**Stored data**
········

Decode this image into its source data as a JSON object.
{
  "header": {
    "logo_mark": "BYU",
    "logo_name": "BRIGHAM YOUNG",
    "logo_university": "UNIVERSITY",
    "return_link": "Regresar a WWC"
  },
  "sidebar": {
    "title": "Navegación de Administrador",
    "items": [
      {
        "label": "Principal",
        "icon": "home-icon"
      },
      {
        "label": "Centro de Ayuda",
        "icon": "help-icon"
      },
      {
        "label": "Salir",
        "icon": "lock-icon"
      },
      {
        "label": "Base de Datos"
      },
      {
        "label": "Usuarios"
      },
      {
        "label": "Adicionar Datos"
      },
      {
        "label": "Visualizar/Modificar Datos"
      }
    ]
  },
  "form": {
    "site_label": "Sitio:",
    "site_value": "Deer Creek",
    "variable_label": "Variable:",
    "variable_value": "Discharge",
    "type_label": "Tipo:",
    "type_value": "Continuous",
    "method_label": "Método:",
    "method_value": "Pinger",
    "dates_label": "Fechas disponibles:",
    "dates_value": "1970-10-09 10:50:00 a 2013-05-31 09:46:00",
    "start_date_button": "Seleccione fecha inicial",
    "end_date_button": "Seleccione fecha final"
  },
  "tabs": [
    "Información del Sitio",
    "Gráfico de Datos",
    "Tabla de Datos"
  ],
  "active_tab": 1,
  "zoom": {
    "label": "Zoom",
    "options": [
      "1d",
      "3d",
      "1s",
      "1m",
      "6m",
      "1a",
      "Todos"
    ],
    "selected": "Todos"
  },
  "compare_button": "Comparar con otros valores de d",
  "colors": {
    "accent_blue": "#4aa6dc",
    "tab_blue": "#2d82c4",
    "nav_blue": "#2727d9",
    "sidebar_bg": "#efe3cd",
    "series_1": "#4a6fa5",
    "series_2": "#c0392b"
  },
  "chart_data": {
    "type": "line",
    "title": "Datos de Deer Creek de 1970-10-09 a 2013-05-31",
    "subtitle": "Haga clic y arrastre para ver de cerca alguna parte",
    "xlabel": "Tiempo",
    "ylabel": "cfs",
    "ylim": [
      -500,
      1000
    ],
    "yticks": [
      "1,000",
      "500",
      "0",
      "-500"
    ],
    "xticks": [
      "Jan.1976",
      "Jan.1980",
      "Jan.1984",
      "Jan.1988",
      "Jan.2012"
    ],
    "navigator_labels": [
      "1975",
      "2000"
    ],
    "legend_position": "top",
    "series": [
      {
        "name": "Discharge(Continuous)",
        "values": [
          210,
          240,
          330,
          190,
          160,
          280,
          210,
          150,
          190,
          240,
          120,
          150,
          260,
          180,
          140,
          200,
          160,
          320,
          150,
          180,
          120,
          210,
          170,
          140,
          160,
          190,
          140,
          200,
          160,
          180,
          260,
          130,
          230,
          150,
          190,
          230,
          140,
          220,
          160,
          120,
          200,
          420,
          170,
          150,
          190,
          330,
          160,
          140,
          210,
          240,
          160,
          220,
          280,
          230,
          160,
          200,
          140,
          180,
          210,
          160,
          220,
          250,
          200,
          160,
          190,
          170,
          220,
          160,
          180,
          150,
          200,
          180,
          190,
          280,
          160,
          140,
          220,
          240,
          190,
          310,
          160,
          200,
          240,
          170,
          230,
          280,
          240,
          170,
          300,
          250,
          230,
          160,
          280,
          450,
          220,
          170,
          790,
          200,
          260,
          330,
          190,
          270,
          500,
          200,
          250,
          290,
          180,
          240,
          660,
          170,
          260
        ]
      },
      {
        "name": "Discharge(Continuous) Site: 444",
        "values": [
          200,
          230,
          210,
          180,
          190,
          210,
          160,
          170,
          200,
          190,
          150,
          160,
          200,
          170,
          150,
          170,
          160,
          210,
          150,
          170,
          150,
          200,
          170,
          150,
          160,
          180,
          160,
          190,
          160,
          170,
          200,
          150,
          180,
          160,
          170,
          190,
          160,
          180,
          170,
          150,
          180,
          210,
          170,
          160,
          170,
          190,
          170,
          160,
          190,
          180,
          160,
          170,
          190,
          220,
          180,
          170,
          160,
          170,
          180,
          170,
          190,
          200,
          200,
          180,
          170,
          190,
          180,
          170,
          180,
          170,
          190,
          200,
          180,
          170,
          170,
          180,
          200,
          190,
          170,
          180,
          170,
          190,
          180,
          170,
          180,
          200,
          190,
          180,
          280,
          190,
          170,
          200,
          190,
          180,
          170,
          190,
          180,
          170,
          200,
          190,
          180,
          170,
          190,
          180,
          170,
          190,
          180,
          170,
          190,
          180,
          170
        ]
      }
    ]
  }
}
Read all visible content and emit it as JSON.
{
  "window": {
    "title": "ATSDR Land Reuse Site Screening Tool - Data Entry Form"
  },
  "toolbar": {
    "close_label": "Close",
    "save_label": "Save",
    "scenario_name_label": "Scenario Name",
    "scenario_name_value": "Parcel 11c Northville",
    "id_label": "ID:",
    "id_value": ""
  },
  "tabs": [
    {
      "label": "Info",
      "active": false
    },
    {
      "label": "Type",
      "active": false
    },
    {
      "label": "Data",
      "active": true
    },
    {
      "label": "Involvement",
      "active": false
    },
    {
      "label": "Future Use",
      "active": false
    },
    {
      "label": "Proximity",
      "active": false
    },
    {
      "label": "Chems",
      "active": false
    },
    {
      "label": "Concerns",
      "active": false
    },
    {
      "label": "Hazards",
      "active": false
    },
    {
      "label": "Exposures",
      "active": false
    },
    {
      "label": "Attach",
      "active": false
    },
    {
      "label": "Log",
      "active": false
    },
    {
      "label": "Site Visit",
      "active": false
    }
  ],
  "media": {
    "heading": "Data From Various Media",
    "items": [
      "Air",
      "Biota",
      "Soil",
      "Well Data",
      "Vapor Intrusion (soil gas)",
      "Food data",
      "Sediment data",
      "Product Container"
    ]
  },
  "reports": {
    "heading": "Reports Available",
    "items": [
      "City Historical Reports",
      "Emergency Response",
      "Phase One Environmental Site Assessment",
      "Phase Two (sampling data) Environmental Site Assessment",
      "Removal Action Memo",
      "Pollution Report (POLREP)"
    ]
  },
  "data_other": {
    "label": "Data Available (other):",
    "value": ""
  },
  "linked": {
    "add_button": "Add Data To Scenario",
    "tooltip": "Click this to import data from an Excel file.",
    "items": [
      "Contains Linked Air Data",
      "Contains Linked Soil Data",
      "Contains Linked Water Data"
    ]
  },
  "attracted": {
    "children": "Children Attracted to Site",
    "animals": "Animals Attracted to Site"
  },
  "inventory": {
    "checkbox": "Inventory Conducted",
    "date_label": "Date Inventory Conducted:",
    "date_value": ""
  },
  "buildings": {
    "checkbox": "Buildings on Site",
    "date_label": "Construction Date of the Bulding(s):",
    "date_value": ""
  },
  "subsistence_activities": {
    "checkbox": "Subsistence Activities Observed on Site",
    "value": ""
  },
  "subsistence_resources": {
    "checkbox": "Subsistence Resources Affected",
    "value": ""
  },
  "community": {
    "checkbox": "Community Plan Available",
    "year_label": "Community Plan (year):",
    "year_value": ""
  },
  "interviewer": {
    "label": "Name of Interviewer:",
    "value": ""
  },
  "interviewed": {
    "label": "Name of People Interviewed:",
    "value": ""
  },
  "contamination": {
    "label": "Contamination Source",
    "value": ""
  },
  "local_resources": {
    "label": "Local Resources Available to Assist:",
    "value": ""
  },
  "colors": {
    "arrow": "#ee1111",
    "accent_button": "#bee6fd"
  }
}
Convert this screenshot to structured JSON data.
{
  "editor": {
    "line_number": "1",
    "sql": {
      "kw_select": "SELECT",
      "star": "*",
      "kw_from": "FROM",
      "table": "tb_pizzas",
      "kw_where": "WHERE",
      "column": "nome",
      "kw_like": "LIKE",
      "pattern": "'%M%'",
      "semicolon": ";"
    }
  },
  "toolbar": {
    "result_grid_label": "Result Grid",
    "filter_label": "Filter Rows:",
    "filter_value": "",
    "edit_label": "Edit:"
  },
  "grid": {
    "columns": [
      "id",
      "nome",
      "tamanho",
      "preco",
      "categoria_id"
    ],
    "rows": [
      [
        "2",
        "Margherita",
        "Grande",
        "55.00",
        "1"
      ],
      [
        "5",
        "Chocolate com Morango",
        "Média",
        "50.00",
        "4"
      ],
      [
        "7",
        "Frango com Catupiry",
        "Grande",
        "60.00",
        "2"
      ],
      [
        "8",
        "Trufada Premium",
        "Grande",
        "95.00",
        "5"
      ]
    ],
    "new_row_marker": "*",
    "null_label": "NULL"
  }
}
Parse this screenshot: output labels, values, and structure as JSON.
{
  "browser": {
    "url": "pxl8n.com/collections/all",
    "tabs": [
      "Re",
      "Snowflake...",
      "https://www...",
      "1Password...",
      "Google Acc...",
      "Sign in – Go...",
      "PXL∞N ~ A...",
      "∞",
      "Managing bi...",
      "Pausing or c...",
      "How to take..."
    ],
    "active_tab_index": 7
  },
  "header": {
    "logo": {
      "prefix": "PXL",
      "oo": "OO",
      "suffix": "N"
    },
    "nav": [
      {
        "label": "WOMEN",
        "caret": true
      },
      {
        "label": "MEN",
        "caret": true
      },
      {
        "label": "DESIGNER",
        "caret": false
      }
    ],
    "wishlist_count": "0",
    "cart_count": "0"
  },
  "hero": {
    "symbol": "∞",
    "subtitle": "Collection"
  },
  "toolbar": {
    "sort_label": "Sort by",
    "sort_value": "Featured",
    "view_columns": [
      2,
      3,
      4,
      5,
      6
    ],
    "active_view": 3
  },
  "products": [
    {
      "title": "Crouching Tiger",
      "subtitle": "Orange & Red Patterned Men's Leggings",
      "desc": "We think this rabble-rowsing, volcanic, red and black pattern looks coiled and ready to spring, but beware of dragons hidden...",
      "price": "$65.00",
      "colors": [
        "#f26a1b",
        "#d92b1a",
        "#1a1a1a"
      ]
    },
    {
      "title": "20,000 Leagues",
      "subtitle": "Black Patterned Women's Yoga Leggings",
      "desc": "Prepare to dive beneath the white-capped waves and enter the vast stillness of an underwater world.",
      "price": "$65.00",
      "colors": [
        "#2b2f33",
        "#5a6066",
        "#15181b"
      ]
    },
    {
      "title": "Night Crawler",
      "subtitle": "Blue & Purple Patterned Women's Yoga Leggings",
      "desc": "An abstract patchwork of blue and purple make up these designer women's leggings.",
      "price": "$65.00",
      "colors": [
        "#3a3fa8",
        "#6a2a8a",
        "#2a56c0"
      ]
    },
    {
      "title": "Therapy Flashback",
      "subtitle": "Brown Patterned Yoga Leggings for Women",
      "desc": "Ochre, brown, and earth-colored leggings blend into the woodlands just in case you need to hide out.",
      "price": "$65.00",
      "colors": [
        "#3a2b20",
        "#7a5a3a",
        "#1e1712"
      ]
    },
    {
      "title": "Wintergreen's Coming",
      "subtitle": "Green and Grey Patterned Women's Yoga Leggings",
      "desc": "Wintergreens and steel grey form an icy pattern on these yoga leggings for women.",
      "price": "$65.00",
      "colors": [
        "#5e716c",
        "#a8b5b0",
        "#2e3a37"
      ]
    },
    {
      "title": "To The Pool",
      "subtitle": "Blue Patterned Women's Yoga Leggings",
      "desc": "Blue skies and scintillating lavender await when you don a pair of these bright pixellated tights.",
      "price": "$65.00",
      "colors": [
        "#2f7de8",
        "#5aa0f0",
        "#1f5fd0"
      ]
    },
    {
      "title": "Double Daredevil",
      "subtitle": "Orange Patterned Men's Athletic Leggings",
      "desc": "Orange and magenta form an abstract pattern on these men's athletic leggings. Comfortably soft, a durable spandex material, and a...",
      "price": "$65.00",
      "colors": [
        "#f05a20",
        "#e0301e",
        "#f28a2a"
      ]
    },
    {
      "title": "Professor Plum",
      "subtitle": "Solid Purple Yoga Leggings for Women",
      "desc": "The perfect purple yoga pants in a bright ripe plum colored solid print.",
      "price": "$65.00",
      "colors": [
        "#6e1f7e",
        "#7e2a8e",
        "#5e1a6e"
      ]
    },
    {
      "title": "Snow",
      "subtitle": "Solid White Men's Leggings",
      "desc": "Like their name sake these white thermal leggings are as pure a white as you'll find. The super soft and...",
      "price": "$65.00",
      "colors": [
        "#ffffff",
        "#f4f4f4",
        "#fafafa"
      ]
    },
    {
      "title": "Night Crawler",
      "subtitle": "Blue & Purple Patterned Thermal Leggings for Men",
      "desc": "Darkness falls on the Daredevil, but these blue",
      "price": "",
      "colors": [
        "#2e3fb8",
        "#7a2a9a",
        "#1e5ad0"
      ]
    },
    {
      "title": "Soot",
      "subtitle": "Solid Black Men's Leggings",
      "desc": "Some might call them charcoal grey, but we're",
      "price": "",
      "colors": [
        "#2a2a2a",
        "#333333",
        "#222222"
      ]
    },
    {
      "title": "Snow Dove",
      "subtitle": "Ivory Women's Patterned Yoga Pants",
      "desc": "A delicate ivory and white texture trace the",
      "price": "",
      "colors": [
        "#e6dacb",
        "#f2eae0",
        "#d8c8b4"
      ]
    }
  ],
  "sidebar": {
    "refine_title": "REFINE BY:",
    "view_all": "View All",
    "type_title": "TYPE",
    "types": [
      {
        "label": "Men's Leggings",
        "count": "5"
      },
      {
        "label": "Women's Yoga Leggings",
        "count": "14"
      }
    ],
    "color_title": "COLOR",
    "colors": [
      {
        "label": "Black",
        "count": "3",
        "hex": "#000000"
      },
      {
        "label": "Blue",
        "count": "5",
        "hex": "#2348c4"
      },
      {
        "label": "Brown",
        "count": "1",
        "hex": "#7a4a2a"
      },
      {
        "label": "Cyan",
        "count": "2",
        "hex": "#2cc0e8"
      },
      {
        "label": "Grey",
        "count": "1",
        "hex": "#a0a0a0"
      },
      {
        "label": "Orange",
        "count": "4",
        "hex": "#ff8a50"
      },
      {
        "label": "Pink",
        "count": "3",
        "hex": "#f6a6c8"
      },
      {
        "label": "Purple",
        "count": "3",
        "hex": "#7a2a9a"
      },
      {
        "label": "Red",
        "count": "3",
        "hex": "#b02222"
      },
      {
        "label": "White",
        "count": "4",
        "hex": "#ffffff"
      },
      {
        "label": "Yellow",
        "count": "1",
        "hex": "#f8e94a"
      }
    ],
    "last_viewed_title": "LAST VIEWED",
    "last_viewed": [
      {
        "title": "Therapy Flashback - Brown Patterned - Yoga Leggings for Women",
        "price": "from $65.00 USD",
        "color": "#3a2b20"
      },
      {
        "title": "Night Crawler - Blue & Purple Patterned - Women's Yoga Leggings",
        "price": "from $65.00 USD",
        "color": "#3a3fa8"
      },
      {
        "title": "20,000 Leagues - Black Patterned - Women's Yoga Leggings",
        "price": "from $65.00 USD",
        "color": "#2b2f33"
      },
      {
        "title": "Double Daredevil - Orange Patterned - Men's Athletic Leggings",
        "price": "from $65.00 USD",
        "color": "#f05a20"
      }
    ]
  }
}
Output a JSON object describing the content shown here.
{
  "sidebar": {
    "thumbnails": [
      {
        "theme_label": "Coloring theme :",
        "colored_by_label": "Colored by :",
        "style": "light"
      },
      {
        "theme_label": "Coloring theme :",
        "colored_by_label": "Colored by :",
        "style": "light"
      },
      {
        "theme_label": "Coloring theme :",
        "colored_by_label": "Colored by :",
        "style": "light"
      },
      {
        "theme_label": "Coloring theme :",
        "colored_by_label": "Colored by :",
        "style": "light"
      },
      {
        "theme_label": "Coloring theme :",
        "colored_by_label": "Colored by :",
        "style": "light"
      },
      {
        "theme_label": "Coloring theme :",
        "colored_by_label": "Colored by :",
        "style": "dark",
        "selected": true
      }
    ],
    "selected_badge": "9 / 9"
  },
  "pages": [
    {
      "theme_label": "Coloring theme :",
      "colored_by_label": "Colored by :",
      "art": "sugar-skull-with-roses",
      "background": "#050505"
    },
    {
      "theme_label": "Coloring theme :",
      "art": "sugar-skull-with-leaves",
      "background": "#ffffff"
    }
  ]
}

········

**Requirements**
Only a number is wanted: how many lines above include "Deer"?

**Solution to this exercise**
2